Exercise brief → All of the data below should be written out exactly.

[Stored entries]
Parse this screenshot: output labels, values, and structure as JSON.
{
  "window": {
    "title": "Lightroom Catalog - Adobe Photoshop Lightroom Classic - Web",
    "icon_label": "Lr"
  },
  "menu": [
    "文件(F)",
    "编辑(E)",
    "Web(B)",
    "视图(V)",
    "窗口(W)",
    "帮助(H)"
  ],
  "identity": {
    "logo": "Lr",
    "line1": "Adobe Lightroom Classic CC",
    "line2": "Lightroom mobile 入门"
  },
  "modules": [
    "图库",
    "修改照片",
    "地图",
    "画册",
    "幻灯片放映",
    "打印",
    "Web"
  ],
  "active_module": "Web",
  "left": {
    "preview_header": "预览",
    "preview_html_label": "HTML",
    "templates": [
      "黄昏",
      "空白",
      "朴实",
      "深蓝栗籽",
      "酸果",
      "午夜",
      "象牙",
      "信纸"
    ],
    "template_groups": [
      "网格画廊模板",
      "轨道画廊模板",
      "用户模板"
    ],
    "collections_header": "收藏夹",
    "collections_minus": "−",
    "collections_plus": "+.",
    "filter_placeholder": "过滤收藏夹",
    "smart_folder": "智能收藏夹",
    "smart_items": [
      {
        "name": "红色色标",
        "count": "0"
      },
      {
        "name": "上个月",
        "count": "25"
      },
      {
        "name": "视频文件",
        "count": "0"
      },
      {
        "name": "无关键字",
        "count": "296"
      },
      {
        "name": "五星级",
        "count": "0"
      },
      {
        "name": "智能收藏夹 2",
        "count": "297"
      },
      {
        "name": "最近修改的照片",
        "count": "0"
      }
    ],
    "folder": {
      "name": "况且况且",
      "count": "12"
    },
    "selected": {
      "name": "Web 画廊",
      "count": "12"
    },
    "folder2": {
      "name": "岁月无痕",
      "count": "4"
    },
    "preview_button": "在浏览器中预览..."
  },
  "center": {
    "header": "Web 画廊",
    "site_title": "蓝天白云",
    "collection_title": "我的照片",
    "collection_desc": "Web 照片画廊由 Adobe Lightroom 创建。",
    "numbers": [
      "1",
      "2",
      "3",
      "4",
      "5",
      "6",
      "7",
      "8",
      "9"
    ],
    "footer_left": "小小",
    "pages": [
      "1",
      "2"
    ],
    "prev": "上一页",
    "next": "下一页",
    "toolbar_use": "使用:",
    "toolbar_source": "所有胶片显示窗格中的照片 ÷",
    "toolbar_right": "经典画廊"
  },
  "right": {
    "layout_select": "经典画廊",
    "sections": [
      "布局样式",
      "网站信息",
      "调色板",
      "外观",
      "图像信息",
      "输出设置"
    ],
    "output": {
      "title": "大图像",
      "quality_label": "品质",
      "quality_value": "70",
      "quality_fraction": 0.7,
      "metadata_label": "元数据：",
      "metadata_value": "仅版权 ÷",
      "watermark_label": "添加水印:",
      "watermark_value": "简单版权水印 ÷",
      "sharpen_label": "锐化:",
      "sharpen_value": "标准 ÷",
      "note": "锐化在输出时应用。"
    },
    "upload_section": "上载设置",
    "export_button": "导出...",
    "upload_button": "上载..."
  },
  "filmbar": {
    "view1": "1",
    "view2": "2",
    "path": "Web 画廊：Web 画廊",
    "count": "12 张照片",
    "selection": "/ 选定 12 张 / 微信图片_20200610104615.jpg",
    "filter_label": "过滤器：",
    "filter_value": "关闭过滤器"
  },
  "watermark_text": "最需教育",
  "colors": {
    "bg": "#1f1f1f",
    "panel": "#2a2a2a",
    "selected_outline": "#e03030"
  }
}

Complete response →
Parse this screenshot: output labels, values, and structure as JSON.
{
  "window": {
    "title": "Lightroom Catalog - Adobe Photoshop Lightroom Classic - Web",
    "icon_label": "Lr"
  },
  "menu": [
    "文件(F)",
    "编辑(E)",
    "Web(B)",
    "视图(V)",
    "窗口(W)",
    "帮助(H)"
  ],
  "identity": {
    "logo": "Lr",
    "line1": "Adobe Lightroom Classic CC",
    "line2": "Lightroom mobile 入门"
  },
  "modules": [
    "图库",
    "修改照片",
    "地图",
    "画册",
    "幻灯片放映",
    "打印",
    "Web"
  ],
  "active_module": "Web",
  "left": {
    "preview_header": "预览",
    "preview_html_label": "HTML",
    "templates": [
      "黄昏",
      "空白",
      "朴实",
      "深蓝栗籽",
      "酸果",
      "午夜",
      "象牙",
      "信纸"
    ],
    "template_groups": [
      "网格画廊模板",
      "轨道画廊模板",
      "用户模板"
    ],
    "collections_header": "收藏夹",
    "collections_minus": "−",
    "collections_plus": "+.",
    "filter_placeholder": "过滤收藏夹",
    "smart_folder": "智能收藏夹",
    "smart_items": [
      {
        "name": "红色色标",
        "count": "0"
      },
      {
        "name": "上个月",
        "count": "25"
      },
      {
        "name": "视频文件",
        "count": "0"
      },
      {
        "name": "无关键字",
        "count": "296"
      },
      {
        "name": "五星级",
        "count": "0"
      },
      {
        "name": "智能收藏夹 2",
        "count": "297"
      },
      {
        "name": "最近修改的照片",
        "count": "0"
      }
    ],
    "folder": {
      "name": "况且况且",
      "count": "12"
    },
    "selected": {
      "name": "Web 画廊",
      "count": "12"
    },
    "folder2": {
      "name": "岁月无痕",
      "count": "4"
    },
    "preview_button": "在浏览器中预览..."
  },
  "center": {
    "header": "Web 画廊",
    "site_title": "蓝天白云",
    "collection_title": "我的照片",
    "collection_desc": "Web 照片画廊由 Adobe Lightroom 创建。",
    "numbers": [
      "1",
      "2",
      "3",
      "4",
      "5",
      "6",
      "7",
      "8",
      "9"
    ],
    "footer_left": "小小",
    "pages": [
      "1",
      "2"
    ],
    "prev": "上一页",
    "next": "下一页",
    "toolbar_use": "使用:",
    "toolbar_source": "所有胶片显示窗格中的照片 ÷",
    "toolbar_right": "经典画廊"
  },
  "right": {
    "layout_select": "经典画廊",
    "sections": [
      "布局样式",
      "网站信息",
      "调色板",
      "外观",
      "图像信息",
      "输出设置"
    ],
    "output": {
      "title": "大图像",
      "quality_label": "品质",
      "quality_value": "70",
      "quality_fraction": 0.7,
      "metadata_label": "元数据：",
      "metadata_value": "仅版权 ÷",
      "watermark_label": "添加水印:",
      "watermark_value": "简单版权水印 ÷",
      "sharpen_label": "锐化:",
      "sharpen_value": "标准 ÷",
      "note": "锐化在输出时应用。"
    },
    "upload_section": "上载设置",
    "export_button": "导出...",
    "upload_button": "上载..."
  },
  "filmbar": {
    "view1": "1",
    "view2": "2",
    "path": "Web 画廊：Web 画廊",
    "count": "12 张照片",
    "selection": "/ 选定 12 张 / 微信图片_20200610104615.jpg",
    "filter_label": "过滤器：",
    "filter_value": "关闭过滤器"
  },
  "watermark_text": "最需教育",
  "colors": {
    "bg": "#1f1f1f",
    "panel": "#2a2a2a",
    "selected_outline": "#e03030"
  }
}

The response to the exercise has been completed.